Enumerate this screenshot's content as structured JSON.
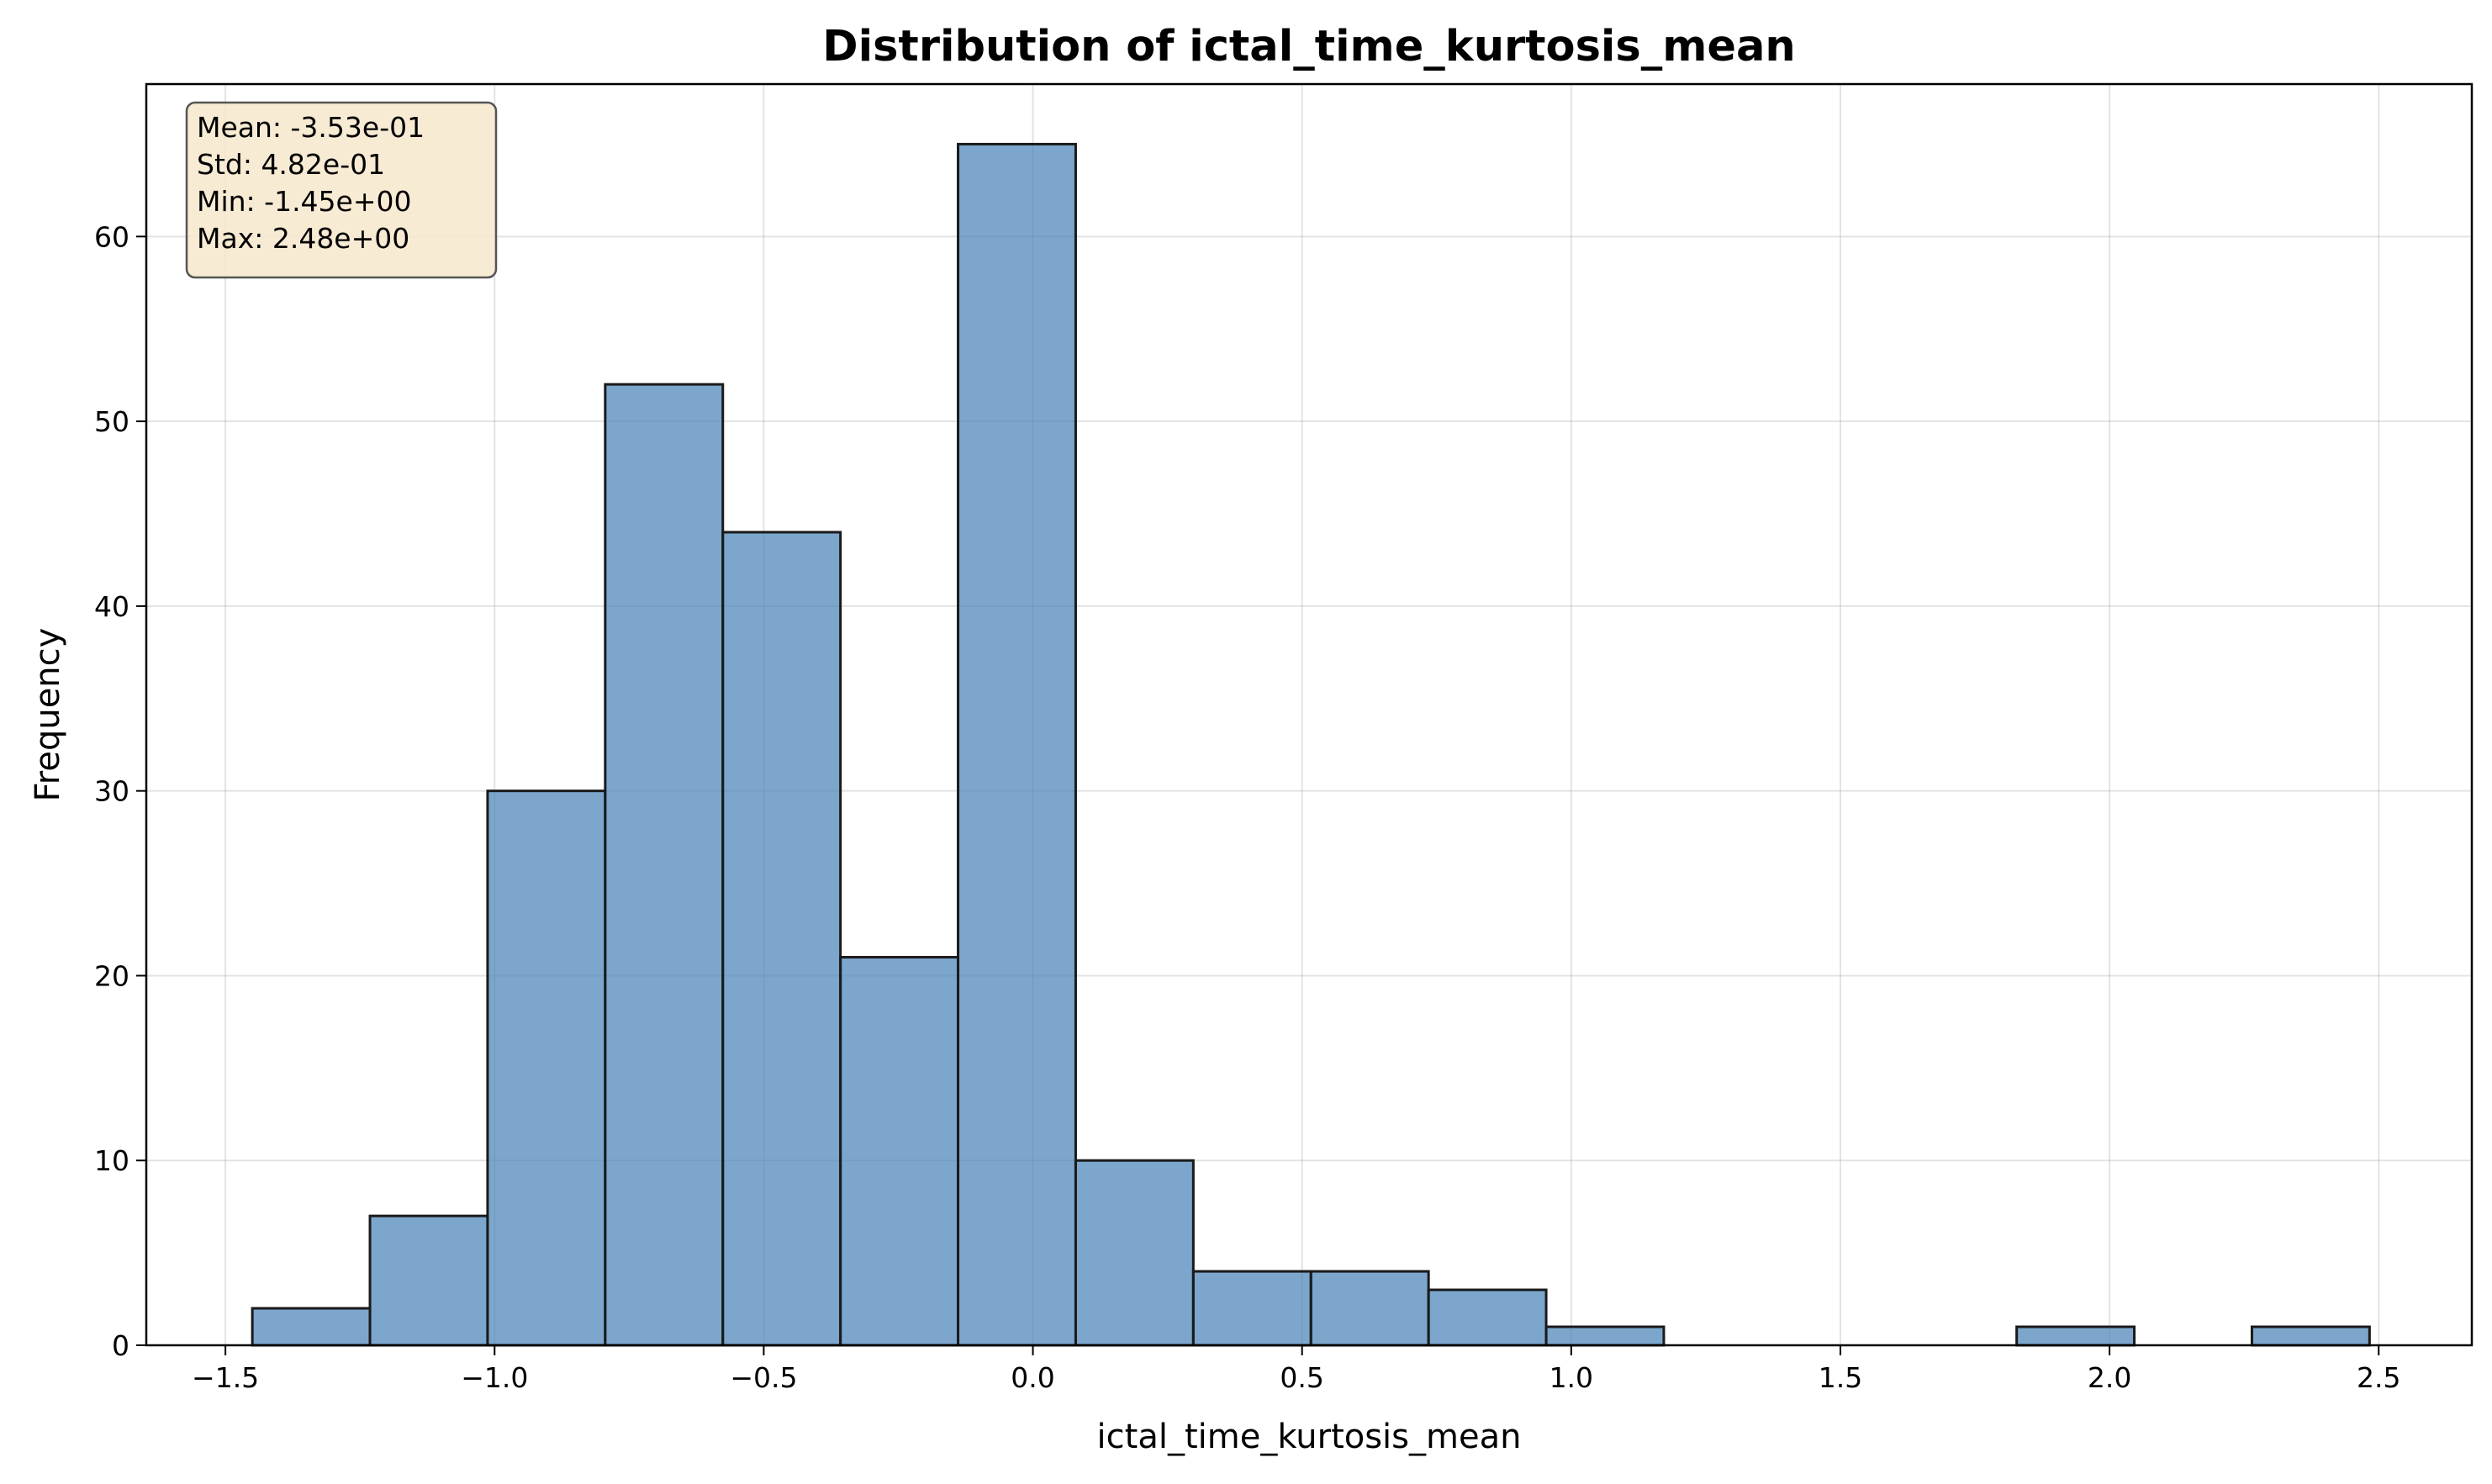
{
  "chart_data": {
    "type": "bar",
    "title": "Distribution of ictal_time_kurtosis_mean",
    "xlabel": "ictal_time_kurtosis_mean",
    "ylabel": "Frequency",
    "xlim": [
      -1.647,
      2.673
    ],
    "ylim": [
      0,
      68.25
    ],
    "grid": true,
    "bar_color": "#4a83b8",
    "bar_opacity": 0.72,
    "edge_color": "#1a1a1a",
    "bins": {
      "start": -1.45,
      "width": 0.2185,
      "counts": [
        2,
        7,
        30,
        52,
        44,
        21,
        65,
        10,
        4,
        4,
        3,
        1,
        0,
        0,
        0,
        1,
        0,
        1
      ]
    },
    "x_ticks": [
      {
        "value": -1.5,
        "label": "−1.5"
      },
      {
        "value": -1.0,
        "label": "−1.0"
      },
      {
        "value": -0.5,
        "label": "−0.5"
      },
      {
        "value": 0.0,
        "label": "0.0"
      },
      {
        "value": 0.5,
        "label": "0.5"
      },
      {
        "value": 1.0,
        "label": "1.0"
      },
      {
        "value": 1.5,
        "label": "1.5"
      },
      {
        "value": 2.0,
        "label": "2.0"
      },
      {
        "value": 2.5,
        "label": "2.5"
      }
    ],
    "y_ticks": [
      {
        "value": 0,
        "label": "0"
      },
      {
        "value": 10,
        "label": "10"
      },
      {
        "value": 20,
        "label": "20"
      },
      {
        "value": 30,
        "label": "30"
      },
      {
        "value": 40,
        "label": "40"
      },
      {
        "value": 50,
        "label": "50"
      },
      {
        "value": 60,
        "label": "60"
      }
    ],
    "stats_box": {
      "placement": "top-left",
      "background": "#f7e8cc",
      "lines": [
        "Mean: -3.53e-01",
        "Std: 4.82e-01",
        "Min: -1.45e+00",
        "Max: 2.48e+00"
      ]
    }
  }
}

* Written request *
Transcribe the records above exactly, leaving out every picture.

* Expected output *
Enumerate this screenshot's content as structured JSON.
{
  "chart_data": {
    "type": "bar",
    "title": "Distribution of ictal_time_kurtosis_mean",
    "xlabel": "ictal_time_kurtosis_mean",
    "ylabel": "Frequency",
    "xlim": [
      -1.647,
      2.673
    ],
    "ylim": [
      0,
      68.25
    ],
    "grid": true,
    "bar_color": "#4a83b8",
    "bar_opacity": 0.72,
    "edge_color": "#1a1a1a",
    "bins": {
      "start": -1.45,
      "width": 0.2185,
      "counts": [
        2,
        7,
        30,
        52,
        44,
        21,
        65,
        10,
        4,
        4,
        3,
        1,
        0,
        0,
        0,
        1,
        0,
        1
      ]
    },
    "x_ticks": [
      {
        "value": -1.5,
        "label": "−1.5"
      },
      {
        "value": -1.0,
        "label": "−1.0"
      },
      {
        "value": -0.5,
        "label": "−0.5"
      },
      {
        "value": 0.0,
        "label": "0.0"
      },
      {
        "value": 0.5,
        "label": "0.5"
      },
      {
        "value": 1.0,
        "label": "1.0"
      },
      {
        "value": 1.5,
        "label": "1.5"
      },
      {
        "value": 2.0,
        "label": "2.0"
      },
      {
        "value": 2.5,
        "label": "2.5"
      }
    ],
    "y_ticks": [
      {
        "value": 0,
        "label": "0"
      },
      {
        "value": 10,
        "label": "10"
      },
      {
        "value": 20,
        "label": "20"
      },
      {
        "value": 30,
        "label": "30"
      },
      {
        "value": 40,
        "label": "40"
      },
      {
        "value": 50,
        "label": "50"
      },
      {
        "value": 60,
        "label": "60"
      }
    ],
    "stats_box": {
      "placement": "top-left",
      "background": "#f7e8cc",
      "lines": [
        "Mean: -3.53e-01",
        "Std: 4.82e-01",
        "Min: -1.45e+00",
        "Max: 2.48e+00"
      ]
    }
  }
}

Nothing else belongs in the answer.